PROBLEM DESCRIPTION — Your task is to output the entries below word for word.

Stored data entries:
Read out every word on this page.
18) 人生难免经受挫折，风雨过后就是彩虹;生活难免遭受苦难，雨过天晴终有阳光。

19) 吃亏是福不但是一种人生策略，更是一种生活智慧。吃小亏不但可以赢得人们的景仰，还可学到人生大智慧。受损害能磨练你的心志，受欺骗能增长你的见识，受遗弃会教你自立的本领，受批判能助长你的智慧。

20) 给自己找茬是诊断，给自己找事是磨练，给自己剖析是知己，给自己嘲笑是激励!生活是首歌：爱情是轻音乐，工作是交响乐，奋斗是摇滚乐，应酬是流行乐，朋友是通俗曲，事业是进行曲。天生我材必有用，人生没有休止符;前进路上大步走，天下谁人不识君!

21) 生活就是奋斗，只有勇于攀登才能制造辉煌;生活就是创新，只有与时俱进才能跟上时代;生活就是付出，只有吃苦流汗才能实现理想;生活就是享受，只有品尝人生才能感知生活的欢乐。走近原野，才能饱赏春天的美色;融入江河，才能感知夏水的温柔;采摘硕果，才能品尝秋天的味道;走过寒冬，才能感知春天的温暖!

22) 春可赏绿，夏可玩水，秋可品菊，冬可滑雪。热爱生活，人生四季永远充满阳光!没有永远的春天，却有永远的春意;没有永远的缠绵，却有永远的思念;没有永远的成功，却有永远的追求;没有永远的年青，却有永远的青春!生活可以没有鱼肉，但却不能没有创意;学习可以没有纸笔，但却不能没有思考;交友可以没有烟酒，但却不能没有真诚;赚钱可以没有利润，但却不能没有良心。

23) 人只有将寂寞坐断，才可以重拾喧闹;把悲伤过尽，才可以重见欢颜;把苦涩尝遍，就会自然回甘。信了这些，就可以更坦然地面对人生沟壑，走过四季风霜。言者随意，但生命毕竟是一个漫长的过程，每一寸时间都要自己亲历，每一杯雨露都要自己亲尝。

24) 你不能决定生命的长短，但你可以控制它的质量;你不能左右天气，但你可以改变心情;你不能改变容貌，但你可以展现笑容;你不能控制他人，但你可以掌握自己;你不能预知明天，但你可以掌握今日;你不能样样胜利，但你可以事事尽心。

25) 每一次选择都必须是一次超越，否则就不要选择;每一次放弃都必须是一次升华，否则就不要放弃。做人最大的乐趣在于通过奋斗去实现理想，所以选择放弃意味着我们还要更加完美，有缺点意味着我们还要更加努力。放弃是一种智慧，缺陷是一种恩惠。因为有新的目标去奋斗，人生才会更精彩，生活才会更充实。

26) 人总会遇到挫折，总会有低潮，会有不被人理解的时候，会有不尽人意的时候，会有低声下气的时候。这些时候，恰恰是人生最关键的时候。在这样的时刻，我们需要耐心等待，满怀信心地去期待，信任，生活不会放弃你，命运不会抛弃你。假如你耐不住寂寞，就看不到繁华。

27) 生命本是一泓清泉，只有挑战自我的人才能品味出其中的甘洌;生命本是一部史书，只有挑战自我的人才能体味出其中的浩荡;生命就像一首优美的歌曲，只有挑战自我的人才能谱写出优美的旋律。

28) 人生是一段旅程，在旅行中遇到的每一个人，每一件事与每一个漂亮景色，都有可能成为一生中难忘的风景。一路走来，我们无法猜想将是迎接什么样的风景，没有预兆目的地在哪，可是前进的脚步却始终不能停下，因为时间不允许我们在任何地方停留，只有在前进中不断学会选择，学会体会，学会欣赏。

ANSWER IN FULL —
Read out every word on this page.
18) 人生难免经受挫折，风雨过后就是彩虹;生活难免遭受苦难，雨过天晴终有阳光。

19) 吃亏是福不但是一种人生策略，更是一种生活智慧。吃小亏不但可以赢得人们的景仰，还可学到人生大智慧。受损害能磨练你的心志，受欺骗能增长你的见识，受遗弃会教你自立的本领，受批判能助长你的智慧。

20) 给自己找茬是诊断，给自己找事是磨练，给自己剖析是知己，给自己嘲笑是激励!生活是首歌：爱情是轻音乐，工作是交响乐，奋斗是摇滚乐，应酬是流行乐，朋友是通俗曲，事业是进行曲。天生我材必有用，人生没有休止符;前进路上大步走，天下谁人不识君!

21) 生活就是奋斗，只有勇于攀登才能制造辉煌;生活就是创新，只有与时俱进才能跟上时代;生活就是付出，只有吃苦流汗才能实现理想;生活就是享受，只有品尝人生才能感知生活的欢乐。走近原野，才能饱赏春天的美色;融入江河，才能感知夏水的温柔;采摘硕果，才能品尝秋天的味道;走过寒冬，才能感知春天的温暖!

22) 春可赏绿，夏可玩水，秋可品菊，冬可滑雪。热爱生活，人生四季永远充满阳光!没有永远的春天，却有永远的春意;没有永远的缠绵，却有永远的思念;没有永远的成功，却有永远的追求;没有永远的年青，却有永远的青春!生活可以没有鱼肉，但却不能没有创意;学习可以没有纸笔，但却不能没有思考;交友可以没有烟酒，但却不能没有真诚;赚钱可以没有利润，但却不能没有良心。

23) 人只有将寂寞坐断，才可以重拾喧闹;把悲伤过尽，才可以重见欢颜;把苦涩尝遍，就会自然回甘。信了这些，就可以更坦然地面对人生沟壑，走过四季风霜。言者随意，但生命毕竟是一个漫长的过程，每一寸时间都要自己亲历，每一杯雨露都要自己亲尝。

24) 你不能决定生命的长短，但你可以控制它的质量;你不能左右天气，但你可以改变心情;你不能改变容貌，但你可以展现笑容;你不能控制他人，但你可以掌握自己;你不能预知明天，但你可以掌握今日;你不能样样胜利，但你可以事事尽心。

25) 每一次选择都必须是一次超越，否则就不要选择;每一次放弃都必须是一次升华，否则就不要放弃。做人最大的乐趣在于通过奋斗去实现理想，所以选择放弃意味着我们还要更加完美，有缺点意味着我们还要更加努力。放弃是一种智慧，缺陷是一种恩惠。因为有新的目标去奋斗，人生才会更精彩，生活才会更充实。

26) 人总会遇到挫折，总会有低潮，会有不被人理解的时候，会有不尽人意的时候，会有低声下气的时候。这些时候，恰恰是人生最关键的时候。在这样的时刻，我们需要耐心等待，满怀信心地去期待，信任，生活不会放弃你，命运不会抛弃你。假如你耐不住寂寞，就看不到繁华。

27) 生命本是一泓清泉，只有挑战自我的人才能品味出其中的甘洌;生命本是一部史书，只有挑战自我的人才能体味出其中的浩荡;生命就像一首优美的歌曲，只有挑战自我的人才能谱写出优美的旋律。

28) 人生是一段旅程，在旅行中遇到的每一个人，每一件事与每一个漂亮景色，都有可能成为一生中难忘的风景。一路走来，我们无法猜想将是迎接什么样的风景，没有预兆目的地在哪，可是前进的脚步却始终不能停下，因为时间不允许我们在任何地方停留，只有在前进中不断学会选择，学会体会，学会欣赏。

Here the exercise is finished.